● Data excerpts

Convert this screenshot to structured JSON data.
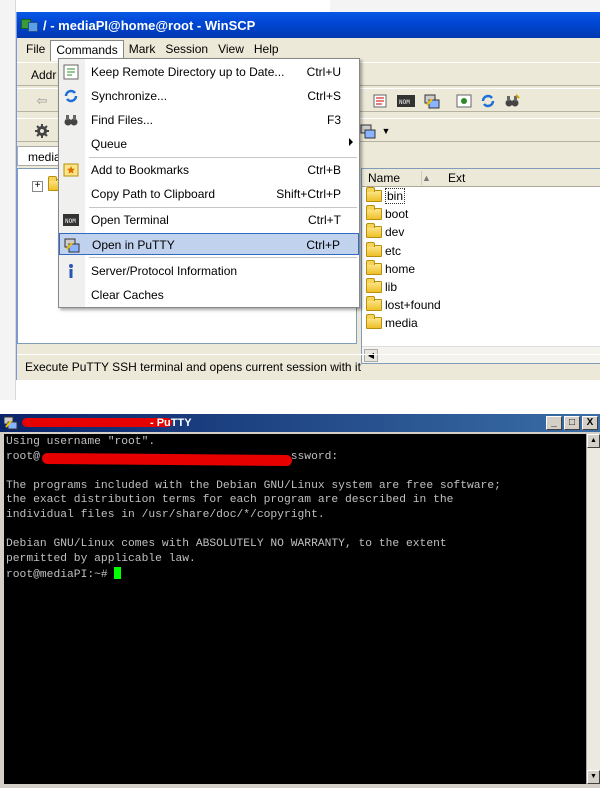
{
  "winscp": {
    "title": "/ - mediaPI@home@root - WinSCP",
    "menu": [
      "File",
      "Commands",
      "Mark",
      "Session",
      "View",
      "Help"
    ],
    "address_label": "Addr",
    "session_tab": "media",
    "files_header": {
      "name": "Name",
      "ext": "Ext"
    },
    "files": [
      "bin",
      "boot",
      "dev",
      "etc",
      "home",
      "lib",
      "lost+found",
      "media"
    ],
    "selected_file": "bin",
    "status": "Execute PuTTY SSH terminal and opens current session with it"
  },
  "commands_menu": {
    "items": [
      {
        "label": "Keep Remote Directory up to Date...",
        "shortcut": "Ctrl+U",
        "icon": "keep-dir-icon"
      },
      {
        "label": "Synchronize...",
        "shortcut": "Ctrl+S",
        "icon": "synchronize-icon"
      },
      {
        "label": "Find Files...",
        "shortcut": "F3",
        "icon": "binoculars-icon"
      },
      {
        "label": "Queue",
        "shortcut": "",
        "icon": "",
        "submenu": true
      },
      {
        "label": "Add to Bookmarks",
        "shortcut": "Ctrl+B",
        "icon": "bookmark-icon"
      },
      {
        "label": "Copy Path to Clipboard",
        "shortcut": "Shift+Ctrl+P",
        "icon": ""
      },
      {
        "label": "Open Terminal",
        "shortcut": "Ctrl+T",
        "icon": "terminal-icon"
      },
      {
        "label": "Open in PuTTY",
        "shortcut": "Ctrl+P",
        "icon": "putty-icon",
        "highlighted": true
      },
      {
        "label": "Server/Protocol Information",
        "shortcut": "",
        "icon": "info-icon"
      },
      {
        "label": "Clear Caches",
        "shortcut": "",
        "icon": ""
      }
    ]
  },
  "putty": {
    "title_suffix": " - PuTTY",
    "controls": [
      "_",
      "□",
      "X"
    ],
    "lines": [
      "Using username \"root\".",
      "root@                                     ssword:",
      "",
      "The programs included with the Debian GNU/Linux system are free software;",
      "the exact distribution terms for each program are described in the",
      "individual files in /usr/share/doc/*/copyright.",
      "",
      "Debian GNU/Linux comes with ABSOLUTELY NO WARRANTY, to the extent",
      "permitted by applicable law."
    ],
    "prompt": "root@mediaPI:~# "
  },
  "colors": {
    "xp_title_blue": "#0047d4",
    "menu_highlight": "#c1d2ee",
    "putty_title": "#0a246a",
    "terminal_bg": "#000000",
    "terminal_fg": "#c0c0c0",
    "cursor": "#00ff00",
    "redaction": "#e60000"
  }
}
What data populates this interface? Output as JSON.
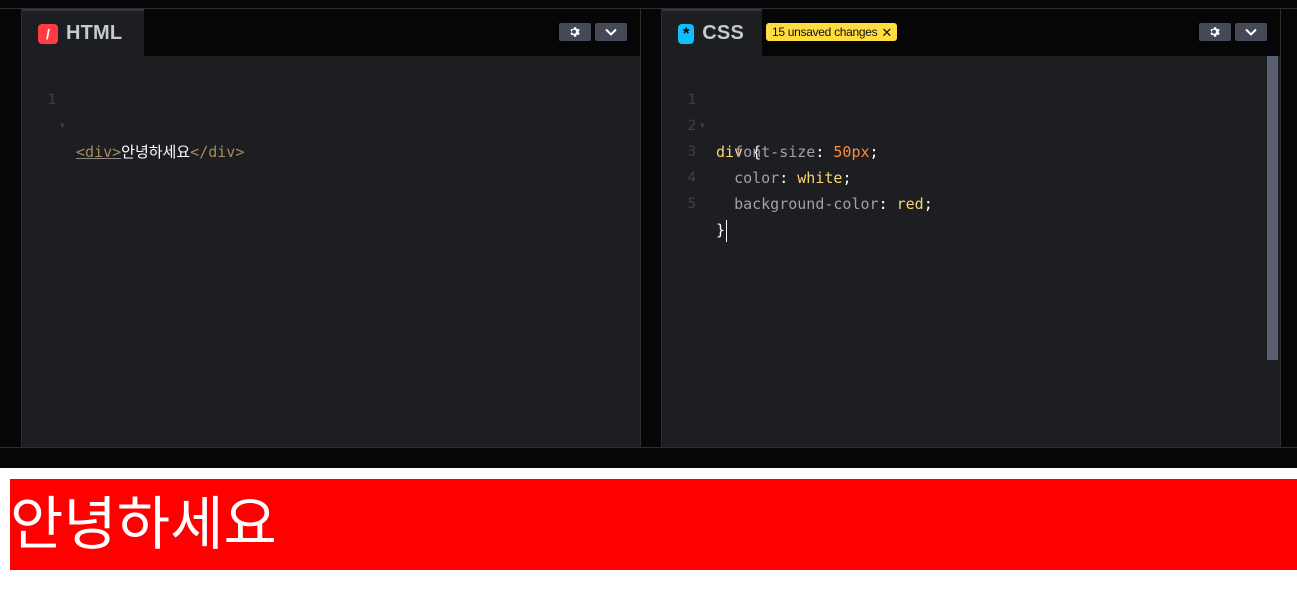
{
  "editors": {
    "html": {
      "title": "HTML",
      "icon": "html-slash-icon",
      "line_numbers": [
        "1"
      ],
      "code": {
        "open_tag": "<div>",
        "text": "안녕하세요",
        "close_tag": "</div>"
      }
    },
    "css": {
      "title": "CSS",
      "icon": "css-asterisk-icon",
      "badge": "15 unsaved changes",
      "line_numbers": [
        "1",
        "2",
        "3",
        "4",
        "5"
      ],
      "code": {
        "selector": "div",
        "open_brace": " {",
        "props": [
          {
            "name": "font-size",
            "value": "50px",
            "kind": "num"
          },
          {
            "name": "color",
            "value": "white",
            "kind": "val"
          },
          {
            "name": "background-color",
            "value": "red",
            "kind": "val"
          }
        ],
        "close_brace": "}"
      }
    }
  },
  "result": {
    "text": "안녕하세요",
    "text_color": "#ffffff",
    "background": "#ff0000"
  },
  "colors": {
    "badge": "#ffdd40",
    "html_icon": "#ff3c41",
    "css_icon": "#0ebeff",
    "editor_bg": "#1d1e22"
  }
}
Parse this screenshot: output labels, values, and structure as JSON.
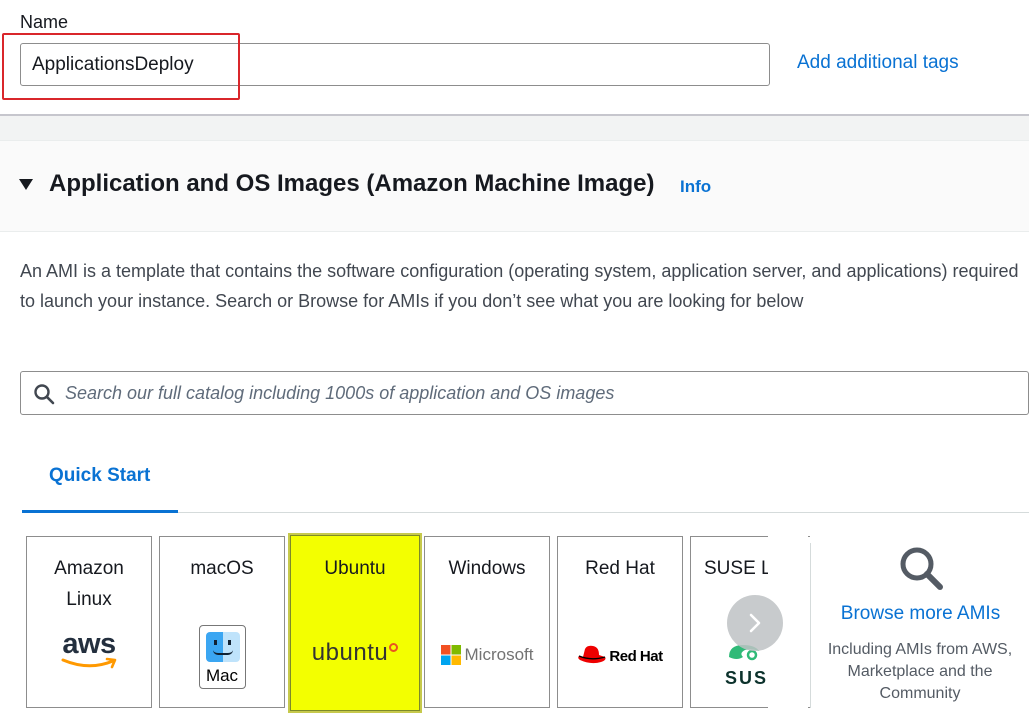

● Set task
Find every line in the records above that holds the word "mediaPI", and copy each one.

● Expected output
    "title": "/ - mediaPI@home@root - WinSCP",
    "prompt": "root@mediaPI:~# "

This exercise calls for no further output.